— start —

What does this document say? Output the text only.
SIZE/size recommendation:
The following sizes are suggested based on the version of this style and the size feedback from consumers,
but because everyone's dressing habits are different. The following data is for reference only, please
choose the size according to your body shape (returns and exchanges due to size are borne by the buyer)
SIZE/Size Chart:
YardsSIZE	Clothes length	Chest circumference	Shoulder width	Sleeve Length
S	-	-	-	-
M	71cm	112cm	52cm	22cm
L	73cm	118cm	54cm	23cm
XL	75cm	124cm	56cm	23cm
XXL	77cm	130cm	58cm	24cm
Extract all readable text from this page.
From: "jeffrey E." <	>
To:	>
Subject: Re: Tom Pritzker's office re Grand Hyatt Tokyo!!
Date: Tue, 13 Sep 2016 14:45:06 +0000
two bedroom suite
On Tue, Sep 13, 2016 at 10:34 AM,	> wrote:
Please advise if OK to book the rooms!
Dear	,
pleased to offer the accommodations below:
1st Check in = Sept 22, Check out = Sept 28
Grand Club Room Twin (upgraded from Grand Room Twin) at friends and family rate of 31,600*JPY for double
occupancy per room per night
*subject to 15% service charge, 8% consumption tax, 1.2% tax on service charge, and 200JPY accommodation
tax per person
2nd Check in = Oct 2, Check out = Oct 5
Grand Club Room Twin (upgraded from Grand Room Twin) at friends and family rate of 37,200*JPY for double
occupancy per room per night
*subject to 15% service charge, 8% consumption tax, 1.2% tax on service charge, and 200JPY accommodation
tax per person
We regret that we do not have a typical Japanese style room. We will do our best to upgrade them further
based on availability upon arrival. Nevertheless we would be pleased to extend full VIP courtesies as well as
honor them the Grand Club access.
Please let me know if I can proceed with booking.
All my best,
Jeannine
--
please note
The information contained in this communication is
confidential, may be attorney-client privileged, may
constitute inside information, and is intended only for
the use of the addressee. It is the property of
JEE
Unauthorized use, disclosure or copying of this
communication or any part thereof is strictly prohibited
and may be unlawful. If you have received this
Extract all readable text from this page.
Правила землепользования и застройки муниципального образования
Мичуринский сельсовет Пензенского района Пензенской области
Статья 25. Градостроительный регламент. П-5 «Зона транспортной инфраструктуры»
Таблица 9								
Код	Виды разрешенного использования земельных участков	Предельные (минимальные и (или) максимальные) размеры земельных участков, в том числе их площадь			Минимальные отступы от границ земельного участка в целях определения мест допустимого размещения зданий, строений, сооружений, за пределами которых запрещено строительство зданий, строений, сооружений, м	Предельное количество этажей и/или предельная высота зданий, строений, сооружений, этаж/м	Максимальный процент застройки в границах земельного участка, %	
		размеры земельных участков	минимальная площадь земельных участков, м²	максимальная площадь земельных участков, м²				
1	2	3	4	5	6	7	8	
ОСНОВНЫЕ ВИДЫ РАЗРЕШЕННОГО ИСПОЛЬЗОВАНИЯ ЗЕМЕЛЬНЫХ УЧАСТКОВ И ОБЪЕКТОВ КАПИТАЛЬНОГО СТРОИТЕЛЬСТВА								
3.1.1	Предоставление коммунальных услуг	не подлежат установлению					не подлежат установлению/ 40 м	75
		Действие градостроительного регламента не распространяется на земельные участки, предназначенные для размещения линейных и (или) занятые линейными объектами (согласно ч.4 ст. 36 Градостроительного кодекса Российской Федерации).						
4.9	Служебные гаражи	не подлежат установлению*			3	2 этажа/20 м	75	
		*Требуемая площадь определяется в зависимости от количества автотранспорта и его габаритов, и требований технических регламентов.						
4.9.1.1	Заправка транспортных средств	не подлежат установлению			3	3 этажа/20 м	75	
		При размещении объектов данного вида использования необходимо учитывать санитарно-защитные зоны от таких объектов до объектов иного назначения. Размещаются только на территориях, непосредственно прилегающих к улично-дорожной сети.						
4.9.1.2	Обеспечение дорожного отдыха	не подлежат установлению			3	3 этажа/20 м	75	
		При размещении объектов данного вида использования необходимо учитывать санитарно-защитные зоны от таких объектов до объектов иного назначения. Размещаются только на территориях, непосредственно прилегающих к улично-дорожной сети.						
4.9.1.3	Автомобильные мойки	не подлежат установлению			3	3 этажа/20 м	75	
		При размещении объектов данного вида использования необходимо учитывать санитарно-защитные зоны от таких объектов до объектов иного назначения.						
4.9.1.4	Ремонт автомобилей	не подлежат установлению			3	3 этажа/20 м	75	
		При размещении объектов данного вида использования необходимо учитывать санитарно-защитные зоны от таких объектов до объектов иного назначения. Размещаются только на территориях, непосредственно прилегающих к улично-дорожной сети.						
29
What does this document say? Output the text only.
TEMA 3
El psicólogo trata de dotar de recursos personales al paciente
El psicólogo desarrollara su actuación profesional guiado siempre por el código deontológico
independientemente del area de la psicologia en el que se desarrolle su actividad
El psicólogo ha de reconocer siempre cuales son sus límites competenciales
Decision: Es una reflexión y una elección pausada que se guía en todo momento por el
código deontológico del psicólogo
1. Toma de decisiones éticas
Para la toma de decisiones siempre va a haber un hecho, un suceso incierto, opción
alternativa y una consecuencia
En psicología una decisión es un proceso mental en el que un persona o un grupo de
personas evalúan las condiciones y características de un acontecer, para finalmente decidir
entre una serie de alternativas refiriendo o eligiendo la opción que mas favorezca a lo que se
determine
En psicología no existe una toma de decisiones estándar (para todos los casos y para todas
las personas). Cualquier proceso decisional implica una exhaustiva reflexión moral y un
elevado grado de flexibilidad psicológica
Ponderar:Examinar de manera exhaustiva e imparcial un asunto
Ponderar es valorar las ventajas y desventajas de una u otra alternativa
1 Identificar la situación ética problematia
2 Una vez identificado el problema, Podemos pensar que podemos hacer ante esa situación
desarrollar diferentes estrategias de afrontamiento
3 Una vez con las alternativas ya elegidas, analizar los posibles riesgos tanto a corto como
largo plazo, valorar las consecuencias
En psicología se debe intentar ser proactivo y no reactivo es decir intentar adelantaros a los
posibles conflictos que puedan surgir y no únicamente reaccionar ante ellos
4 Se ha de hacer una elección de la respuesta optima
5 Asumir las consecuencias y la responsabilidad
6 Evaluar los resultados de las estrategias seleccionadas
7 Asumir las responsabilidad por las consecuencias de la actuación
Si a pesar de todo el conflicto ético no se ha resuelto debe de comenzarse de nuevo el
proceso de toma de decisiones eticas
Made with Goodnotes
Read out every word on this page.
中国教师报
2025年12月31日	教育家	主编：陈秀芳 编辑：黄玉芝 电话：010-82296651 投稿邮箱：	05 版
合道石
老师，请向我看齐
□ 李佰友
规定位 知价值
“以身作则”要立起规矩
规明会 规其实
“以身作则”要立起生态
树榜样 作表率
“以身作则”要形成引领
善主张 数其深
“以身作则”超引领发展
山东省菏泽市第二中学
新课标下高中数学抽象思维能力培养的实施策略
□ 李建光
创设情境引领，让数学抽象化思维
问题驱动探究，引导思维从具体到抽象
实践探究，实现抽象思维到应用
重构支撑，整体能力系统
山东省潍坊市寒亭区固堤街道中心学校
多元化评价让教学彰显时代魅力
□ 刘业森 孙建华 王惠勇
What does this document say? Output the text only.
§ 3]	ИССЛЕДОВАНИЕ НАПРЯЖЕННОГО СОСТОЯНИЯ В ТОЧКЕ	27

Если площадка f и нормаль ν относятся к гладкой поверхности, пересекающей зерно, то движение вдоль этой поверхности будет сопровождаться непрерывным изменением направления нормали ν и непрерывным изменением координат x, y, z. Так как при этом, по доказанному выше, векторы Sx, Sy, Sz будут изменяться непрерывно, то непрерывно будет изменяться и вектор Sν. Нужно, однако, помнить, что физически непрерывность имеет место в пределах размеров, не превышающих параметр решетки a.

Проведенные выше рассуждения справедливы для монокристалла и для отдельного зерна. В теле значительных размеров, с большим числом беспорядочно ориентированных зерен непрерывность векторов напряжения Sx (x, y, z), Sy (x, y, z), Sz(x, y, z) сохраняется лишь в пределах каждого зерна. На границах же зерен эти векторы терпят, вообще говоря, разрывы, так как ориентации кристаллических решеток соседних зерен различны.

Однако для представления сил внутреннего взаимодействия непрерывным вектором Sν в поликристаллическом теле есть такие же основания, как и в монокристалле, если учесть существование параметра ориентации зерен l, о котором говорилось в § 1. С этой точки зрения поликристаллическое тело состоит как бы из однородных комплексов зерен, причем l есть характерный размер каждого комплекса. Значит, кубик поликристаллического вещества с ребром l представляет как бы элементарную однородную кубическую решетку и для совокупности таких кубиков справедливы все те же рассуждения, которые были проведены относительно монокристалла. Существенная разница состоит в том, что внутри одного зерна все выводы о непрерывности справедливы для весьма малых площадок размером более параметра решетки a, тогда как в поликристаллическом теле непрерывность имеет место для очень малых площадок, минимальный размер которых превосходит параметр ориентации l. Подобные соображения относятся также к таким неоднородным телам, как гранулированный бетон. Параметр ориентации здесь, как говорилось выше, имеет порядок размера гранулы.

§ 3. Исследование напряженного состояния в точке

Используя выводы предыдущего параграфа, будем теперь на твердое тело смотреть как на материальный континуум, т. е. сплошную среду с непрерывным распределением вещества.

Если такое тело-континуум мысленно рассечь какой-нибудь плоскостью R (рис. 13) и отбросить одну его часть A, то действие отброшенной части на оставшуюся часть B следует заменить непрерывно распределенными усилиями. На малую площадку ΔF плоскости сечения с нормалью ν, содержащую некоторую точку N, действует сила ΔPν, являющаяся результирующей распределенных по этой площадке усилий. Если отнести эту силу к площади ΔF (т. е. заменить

— end —

WORK REQUIRED = Using the records given above, list every line that includes the word "have".

SOLUTION =
We regret that we do not have a typical Japanese style room. We will do our best to upgrade them further
and may be unlawful. If you have received this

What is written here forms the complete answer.